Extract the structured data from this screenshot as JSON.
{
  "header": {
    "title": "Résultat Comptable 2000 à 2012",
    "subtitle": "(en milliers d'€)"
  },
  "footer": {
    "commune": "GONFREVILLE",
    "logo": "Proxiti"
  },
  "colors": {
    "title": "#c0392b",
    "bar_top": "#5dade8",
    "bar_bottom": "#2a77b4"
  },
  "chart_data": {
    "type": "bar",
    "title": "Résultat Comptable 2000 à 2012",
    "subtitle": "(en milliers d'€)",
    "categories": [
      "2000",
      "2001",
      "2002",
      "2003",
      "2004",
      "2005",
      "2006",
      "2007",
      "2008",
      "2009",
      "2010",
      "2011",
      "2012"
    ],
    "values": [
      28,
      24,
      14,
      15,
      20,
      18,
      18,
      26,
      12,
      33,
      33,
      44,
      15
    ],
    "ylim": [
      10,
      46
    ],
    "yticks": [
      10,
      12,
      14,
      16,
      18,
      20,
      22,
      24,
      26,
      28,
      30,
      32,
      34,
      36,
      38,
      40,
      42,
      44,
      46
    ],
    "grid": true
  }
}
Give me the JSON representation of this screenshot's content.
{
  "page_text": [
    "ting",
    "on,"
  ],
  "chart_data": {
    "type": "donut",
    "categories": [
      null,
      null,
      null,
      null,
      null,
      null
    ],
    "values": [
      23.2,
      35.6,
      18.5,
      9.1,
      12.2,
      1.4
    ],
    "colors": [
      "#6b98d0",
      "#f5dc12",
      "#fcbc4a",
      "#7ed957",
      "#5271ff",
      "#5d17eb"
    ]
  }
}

+--

_REQUIRED TASK_: Pull out every line containing "screenshot".

_ANSWER BELOW_:
Extract the structured data from this screenshot as JSON.
Give me the JSON representation of this screenshot's content.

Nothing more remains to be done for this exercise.